Work instructions: Tally up the lines that include "flock" and state that number by itself.

— start Records to use —

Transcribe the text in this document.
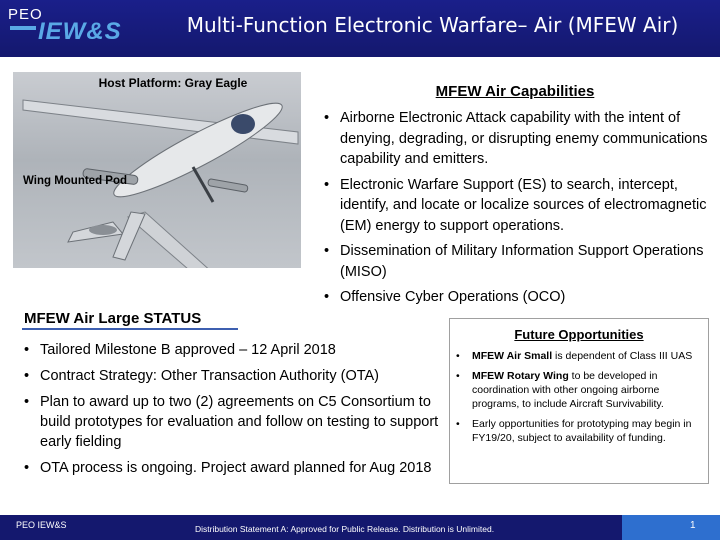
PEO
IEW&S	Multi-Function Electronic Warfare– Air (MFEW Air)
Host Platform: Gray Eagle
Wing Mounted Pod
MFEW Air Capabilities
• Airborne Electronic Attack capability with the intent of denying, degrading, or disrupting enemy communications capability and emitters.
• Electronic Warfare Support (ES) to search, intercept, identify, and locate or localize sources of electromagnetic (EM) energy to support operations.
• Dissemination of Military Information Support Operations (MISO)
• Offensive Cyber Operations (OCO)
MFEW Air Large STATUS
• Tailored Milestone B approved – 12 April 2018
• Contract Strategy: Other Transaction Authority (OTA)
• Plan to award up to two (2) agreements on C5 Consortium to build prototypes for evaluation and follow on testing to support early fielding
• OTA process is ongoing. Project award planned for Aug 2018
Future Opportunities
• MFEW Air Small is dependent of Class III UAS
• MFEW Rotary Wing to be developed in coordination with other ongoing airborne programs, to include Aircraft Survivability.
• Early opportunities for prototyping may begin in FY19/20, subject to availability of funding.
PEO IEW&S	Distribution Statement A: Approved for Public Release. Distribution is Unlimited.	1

— end Records to use —
— start Records to use —

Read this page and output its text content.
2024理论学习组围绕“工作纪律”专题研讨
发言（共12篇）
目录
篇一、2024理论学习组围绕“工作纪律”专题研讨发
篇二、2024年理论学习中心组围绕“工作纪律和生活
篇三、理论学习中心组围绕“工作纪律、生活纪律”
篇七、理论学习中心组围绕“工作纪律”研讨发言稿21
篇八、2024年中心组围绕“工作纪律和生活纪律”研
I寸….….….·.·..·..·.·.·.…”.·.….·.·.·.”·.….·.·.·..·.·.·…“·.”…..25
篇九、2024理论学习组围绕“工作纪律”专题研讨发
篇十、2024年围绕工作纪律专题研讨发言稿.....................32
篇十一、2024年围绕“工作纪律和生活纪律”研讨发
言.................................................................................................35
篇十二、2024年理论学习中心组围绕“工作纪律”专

— end Records to use —
— start Records to use —

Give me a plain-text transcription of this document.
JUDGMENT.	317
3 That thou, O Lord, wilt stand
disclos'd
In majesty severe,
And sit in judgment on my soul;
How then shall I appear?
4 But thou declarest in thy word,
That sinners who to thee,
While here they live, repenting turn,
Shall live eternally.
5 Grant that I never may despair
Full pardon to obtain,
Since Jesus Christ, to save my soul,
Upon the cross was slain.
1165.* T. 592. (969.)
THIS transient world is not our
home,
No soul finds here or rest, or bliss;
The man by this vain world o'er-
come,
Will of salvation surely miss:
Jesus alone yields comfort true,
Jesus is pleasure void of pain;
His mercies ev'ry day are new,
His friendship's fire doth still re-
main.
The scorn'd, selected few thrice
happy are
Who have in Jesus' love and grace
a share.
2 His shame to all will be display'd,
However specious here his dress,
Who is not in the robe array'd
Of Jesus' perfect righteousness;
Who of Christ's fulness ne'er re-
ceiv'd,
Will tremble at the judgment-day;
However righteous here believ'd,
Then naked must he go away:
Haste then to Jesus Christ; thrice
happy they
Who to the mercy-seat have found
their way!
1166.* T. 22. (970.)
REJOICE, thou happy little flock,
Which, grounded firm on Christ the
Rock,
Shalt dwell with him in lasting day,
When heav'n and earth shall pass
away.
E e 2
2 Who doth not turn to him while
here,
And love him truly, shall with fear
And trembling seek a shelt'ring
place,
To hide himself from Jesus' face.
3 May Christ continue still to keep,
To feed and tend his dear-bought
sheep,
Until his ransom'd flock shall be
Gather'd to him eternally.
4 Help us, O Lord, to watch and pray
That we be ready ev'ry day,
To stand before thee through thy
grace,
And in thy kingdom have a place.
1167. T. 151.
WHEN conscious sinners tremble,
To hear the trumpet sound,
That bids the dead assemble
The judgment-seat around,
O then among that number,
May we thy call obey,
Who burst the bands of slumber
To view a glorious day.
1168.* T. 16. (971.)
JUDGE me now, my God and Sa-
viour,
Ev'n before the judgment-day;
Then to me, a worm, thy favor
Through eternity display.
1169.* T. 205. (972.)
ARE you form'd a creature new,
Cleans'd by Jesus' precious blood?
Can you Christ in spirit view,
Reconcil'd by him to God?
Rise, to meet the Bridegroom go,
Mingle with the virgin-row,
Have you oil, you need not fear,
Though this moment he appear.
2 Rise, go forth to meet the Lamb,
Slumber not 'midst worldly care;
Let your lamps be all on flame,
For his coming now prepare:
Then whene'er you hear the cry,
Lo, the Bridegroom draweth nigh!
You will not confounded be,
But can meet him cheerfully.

— end Records to use —

Written response: 2